Task statement: Can you give all the records again without altering a single character?

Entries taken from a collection
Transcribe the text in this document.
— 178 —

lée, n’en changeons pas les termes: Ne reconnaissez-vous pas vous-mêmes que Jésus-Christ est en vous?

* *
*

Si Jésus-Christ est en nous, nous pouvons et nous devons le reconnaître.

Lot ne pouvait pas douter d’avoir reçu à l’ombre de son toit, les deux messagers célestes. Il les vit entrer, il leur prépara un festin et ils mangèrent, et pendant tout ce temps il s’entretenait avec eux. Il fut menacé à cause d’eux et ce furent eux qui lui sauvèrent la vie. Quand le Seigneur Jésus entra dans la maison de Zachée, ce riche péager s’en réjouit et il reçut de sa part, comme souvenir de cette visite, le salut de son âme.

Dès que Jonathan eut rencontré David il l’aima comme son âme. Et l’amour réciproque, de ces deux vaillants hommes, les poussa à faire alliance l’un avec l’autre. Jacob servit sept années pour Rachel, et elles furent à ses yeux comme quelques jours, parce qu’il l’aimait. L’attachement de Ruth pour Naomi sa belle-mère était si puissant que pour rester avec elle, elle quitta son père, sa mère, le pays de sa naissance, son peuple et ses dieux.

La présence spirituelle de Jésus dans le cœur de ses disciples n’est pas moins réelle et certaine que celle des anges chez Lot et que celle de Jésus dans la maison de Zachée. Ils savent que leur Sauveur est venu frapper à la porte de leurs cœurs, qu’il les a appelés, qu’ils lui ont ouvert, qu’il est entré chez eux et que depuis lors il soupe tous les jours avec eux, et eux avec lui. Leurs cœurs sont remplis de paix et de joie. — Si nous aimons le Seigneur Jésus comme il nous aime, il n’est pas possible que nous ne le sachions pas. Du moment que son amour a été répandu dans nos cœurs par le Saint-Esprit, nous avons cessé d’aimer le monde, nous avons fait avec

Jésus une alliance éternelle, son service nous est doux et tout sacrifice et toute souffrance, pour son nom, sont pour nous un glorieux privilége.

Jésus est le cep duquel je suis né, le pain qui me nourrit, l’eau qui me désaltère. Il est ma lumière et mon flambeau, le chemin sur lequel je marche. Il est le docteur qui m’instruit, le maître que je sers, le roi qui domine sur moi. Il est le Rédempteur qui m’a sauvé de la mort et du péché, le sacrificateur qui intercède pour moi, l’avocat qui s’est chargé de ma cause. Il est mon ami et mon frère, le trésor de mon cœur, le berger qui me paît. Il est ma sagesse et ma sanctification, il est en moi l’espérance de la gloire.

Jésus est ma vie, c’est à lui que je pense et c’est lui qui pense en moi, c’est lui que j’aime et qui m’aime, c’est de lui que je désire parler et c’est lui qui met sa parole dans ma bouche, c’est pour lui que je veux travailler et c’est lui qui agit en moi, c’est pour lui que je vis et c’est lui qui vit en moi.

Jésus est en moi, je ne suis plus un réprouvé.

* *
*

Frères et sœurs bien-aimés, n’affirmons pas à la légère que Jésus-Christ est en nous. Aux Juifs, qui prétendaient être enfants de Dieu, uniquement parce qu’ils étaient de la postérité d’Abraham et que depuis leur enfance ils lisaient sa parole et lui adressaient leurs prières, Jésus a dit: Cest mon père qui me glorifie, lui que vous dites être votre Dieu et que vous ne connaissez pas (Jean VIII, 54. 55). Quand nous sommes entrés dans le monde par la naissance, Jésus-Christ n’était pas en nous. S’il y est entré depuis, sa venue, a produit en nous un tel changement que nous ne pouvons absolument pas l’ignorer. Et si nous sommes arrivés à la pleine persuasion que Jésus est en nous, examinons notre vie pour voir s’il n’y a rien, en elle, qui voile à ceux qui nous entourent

Complete output:
Transcribe the text in this document.
— 178 —

lée, n’en changeons pas les termes: Ne reconnaissez-vous pas vous-mêmes que Jésus-Christ est en vous?

* *
*

Si Jésus-Christ est en nous, nous pouvons et nous devons le reconnaître.

Lot ne pouvait pas douter d’avoir reçu à l’ombre de son toit, les deux messagers célestes. Il les vit entrer, il leur prépara un festin et ils mangèrent, et pendant tout ce temps il s’entretenait avec eux. Il fut menacé à cause d’eux et ce furent eux qui lui sauvèrent la vie. Quand le Seigneur Jésus entra dans la maison de Zachée, ce riche péager s’en réjouit et il reçut de sa part, comme souvenir de cette visite, le salut de son âme.

Dès que Jonathan eut rencontré David il l’aima comme son âme. Et l’amour réciproque, de ces deux vaillants hommes, les poussa à faire alliance l’un avec l’autre. Jacob servit sept années pour Rachel, et elles furent à ses yeux comme quelques jours, parce qu’il l’aimait. L’attachement de Ruth pour Naomi sa belle-mère était si puissant que pour rester avec elle, elle quitta son père, sa mère, le pays de sa naissance, son peuple et ses dieux.

La présence spirituelle de Jésus dans le cœur de ses disciples n’est pas moins réelle et certaine que celle des anges chez Lot et que celle de Jésus dans la maison de Zachée. Ils savent que leur Sauveur est venu frapper à la porte de leurs cœurs, qu’il les a appelés, qu’ils lui ont ouvert, qu’il est entré chez eux et que depuis lors il soupe tous les jours avec eux, et eux avec lui. Leurs cœurs sont remplis de paix et de joie. — Si nous aimons le Seigneur Jésus comme il nous aime, il n’est pas possible que nous ne le sachions pas. Du moment que son amour a été répandu dans nos cœurs par le Saint-Esprit, nous avons cessé d’aimer le monde, nous avons fait avec

Jésus une alliance éternelle, son service nous est doux et tout sacrifice et toute souffrance, pour son nom, sont pour nous un glorieux privilége.

Jésus est le cep duquel je suis né, le pain qui me nourrit, l’eau qui me désaltère. Il est ma lumière et mon flambeau, le chemin sur lequel je marche. Il est le docteur qui m’instruit, le maître que je sers, le roi qui domine sur moi. Il est le Rédempteur qui m’a sauvé de la mort et du péché, le sacrificateur qui intercède pour moi, l’avocat qui s’est chargé de ma cause. Il est mon ami et mon frère, le trésor de mon cœur, le berger qui me paît. Il est ma sagesse et ma sanctification, il est en moi l’espérance de la gloire.

Jésus est ma vie, c’est à lui que je pense et c’est lui qui pense en moi, c’est lui que j’aime et qui m’aime, c’est de lui que je désire parler et c’est lui qui met sa parole dans ma bouche, c’est pour lui que je veux travailler et c’est lui qui agit en moi, c’est pour lui que je vis et c’est lui qui vit en moi.

Jésus est en moi, je ne suis plus un réprouvé.

* *
*

Frères et sœurs bien-aimés, n’affirmons pas à la légère que Jésus-Christ est en nous. Aux Juifs, qui prétendaient être enfants de Dieu, uniquement parce qu’ils étaient de la postérité d’Abraham et que depuis leur enfance ils lisaient sa parole et lui adressaient leurs prières, Jésus a dit: Cest mon père qui me glorifie, lui que vous dites être votre Dieu et que vous ne connaissez pas (Jean VIII, 54. 55). Quand nous sommes entrés dans le monde par la naissance, Jésus-Christ n’était pas en nous. S’il y est entré depuis, sa venue, a produit en nous un tel changement que nous ne pouvons absolument pas l’ignorer. Et si nous sommes arrivés à la pleine persuasion que Jésus est en nous, examinons notre vie pour voir s’il n’y a rien, en elle, qui voile à ceux qui nous entourent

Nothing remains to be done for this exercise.